_Aim:_
Every line below is to be quoted exactly, with nothing added or dropped.

* BEGIN Exercise data *

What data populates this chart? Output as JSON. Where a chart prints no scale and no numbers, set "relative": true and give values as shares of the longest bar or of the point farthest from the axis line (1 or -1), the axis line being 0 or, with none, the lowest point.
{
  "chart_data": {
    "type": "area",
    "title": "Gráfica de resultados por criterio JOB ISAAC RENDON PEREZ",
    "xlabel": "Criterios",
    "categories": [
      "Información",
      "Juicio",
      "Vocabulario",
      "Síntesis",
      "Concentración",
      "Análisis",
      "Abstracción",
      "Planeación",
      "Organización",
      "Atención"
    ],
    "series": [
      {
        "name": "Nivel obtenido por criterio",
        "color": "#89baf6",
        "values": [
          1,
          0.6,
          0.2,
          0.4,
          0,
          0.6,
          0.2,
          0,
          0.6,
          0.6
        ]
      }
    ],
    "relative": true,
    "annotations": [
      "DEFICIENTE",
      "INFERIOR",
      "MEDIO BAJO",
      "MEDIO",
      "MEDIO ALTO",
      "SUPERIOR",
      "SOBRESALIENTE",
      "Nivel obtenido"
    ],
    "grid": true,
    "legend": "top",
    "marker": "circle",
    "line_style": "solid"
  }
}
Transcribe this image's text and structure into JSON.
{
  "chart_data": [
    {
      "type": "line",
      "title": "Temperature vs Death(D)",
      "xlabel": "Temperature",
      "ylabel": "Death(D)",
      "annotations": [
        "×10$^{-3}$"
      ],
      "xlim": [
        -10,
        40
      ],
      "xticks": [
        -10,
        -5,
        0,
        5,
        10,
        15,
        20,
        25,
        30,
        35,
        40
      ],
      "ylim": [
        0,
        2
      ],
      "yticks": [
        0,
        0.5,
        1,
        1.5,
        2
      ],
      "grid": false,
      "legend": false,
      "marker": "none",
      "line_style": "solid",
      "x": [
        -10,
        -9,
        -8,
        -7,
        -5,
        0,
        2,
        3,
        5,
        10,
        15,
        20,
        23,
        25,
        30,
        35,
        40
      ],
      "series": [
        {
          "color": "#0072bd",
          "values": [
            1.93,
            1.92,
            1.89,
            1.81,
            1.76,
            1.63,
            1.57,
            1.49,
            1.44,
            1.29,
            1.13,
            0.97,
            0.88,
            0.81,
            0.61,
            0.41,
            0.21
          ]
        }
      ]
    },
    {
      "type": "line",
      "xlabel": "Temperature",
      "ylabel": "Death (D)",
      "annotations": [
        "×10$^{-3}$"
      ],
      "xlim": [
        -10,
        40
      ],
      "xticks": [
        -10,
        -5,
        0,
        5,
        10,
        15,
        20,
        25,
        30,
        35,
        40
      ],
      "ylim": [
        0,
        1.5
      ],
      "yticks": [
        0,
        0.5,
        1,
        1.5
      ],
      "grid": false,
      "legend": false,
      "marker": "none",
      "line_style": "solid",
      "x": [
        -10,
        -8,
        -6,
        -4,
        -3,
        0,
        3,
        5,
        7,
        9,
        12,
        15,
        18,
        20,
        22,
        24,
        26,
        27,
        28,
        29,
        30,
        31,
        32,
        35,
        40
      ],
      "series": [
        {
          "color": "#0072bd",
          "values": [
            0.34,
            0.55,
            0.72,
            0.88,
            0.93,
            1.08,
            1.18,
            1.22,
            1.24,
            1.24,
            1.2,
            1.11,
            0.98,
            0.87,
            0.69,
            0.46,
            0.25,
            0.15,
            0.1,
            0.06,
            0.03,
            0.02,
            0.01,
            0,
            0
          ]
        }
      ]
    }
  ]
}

* END Exercise data *

_Written answer:_
What data populates this chart? Output as JSON. Where a chart prints no scale and no numbers, set "relative": true and give values as shares of the longest bar or of the point farthest from the axis line (1 or -1), the axis line being 0 or, with none, the lowest point.
{
  "chart_data": {
    "type": "area",
    "title": "Gráfica de resultados por criterio JOB ISAAC RENDON PEREZ",
    "xlabel": "Criterios",
    "categories": [
      "Información",
      "Juicio",
      "Vocabulario",
      "Síntesis",
      "Concentración",
      "Análisis",
      "Abstracción",
      "Planeación",
      "Organización",
      "Atención"
    ],
    "series": [
      {
        "name": "Nivel obtenido por criterio",
        "color": "#89baf6",
        "values": [
          1,
          0.6,
          0.2,
          0.4,
          0,
          0.6,
          0.2,
          0,
          0.6,
          0.6
        ]
      }
    ],
    "relative": true,
    "annotations": [
      "DEFICIENTE",
      "INFERIOR",
      "MEDIO BAJO",
      "MEDIO",
      "MEDIO ALTO",
      "SUPERIOR",
      "SOBRESALIENTE",
      "Nivel obtenido"
    ],
    "grid": true,
    "legend": "top",
    "marker": "circle",
    "line_style": "solid"
  }
}
Transcribe this image's text and structure into JSON.
{
  "chart_data": [
    {
      "type": "line",
      "title": "Temperature vs Death(D)",
      "xlabel": "Temperature",
      "ylabel": "Death(D)",
      "annotations": [
        "×10$^{-3}$"
      ],
      "xlim": [
        -10,
        40
      ],
      "xticks": [
        -10,
        -5,
        0,
        5,
        10,
        15,
        20,
        25,
        30,
        35,
        40
      ],
      "ylim": [
        0,
        2
      ],
      "yticks": [
        0,
        0.5,
        1,
        1.5,
        2
      ],
      "grid": false,
      "legend": false,
      "marker": "none",
      "line_style": "solid",
      "x": [
        -10,
        -9,
        -8,
        -7,
        -5,
        0,
        2,
        3,
        5,
        10,
        15,
        20,
        23,
        25,
        30,
        35,
        40
      ],
      "series": [
        {
          "color": "#0072bd",
          "values": [
            1.93,
            1.92,
            1.89,
            1.81,
            1.76,
            1.63,
            1.57,
            1.49,
            1.44,
            1.29,
            1.13,
            0.97,
            0.88,
            0.81,
            0.61,
            0.41,
            0.21
          ]
        }
      ]
    },
    {
      "type": "line",
      "xlabel": "Temperature",
      "ylabel": "Death (D)",
      "annotations": [
        "×10$^{-3}$"
      ],
      "xlim": [
        -10,
        40
      ],
      "xticks": [
        -10,
        -5,
        0,
        5,
        10,
        15,
        20,
        25,
        30,
        35,
        40
      ],
      "ylim": [
        0,
        1.5
      ],
      "yticks": [
        0,
        0.5,
        1,
        1.5
      ],
      "grid": false,
      "legend": false,
      "marker": "none",
      "line_style": "solid",
      "x": [
        -10,
        -8,
        -6,
        -4,
        -3,
        0,
        3,
        5,
        7,
        9,
        12,
        15,
        18,
        20,
        22,
        24,
        26,
        27,
        28,
        29,
        30,
        31,
        32,
        35,
        40
      ],
      "series": [
        {
          "color": "#0072bd",
          "values": [
            0.34,
            0.55,
            0.72,
            0.88,
            0.93,
            1.08,
            1.18,
            1.22,
            1.24,
            1.24,
            1.2,
            1.11,
            0.98,
            0.87,
            0.69,
            0.46,
            0.25,
            0.15,
            0.1,
            0.06,
            0.03,
            0.02,
            0.01,
            0,
            0
          ]
        }
      ]
    }
  ]
}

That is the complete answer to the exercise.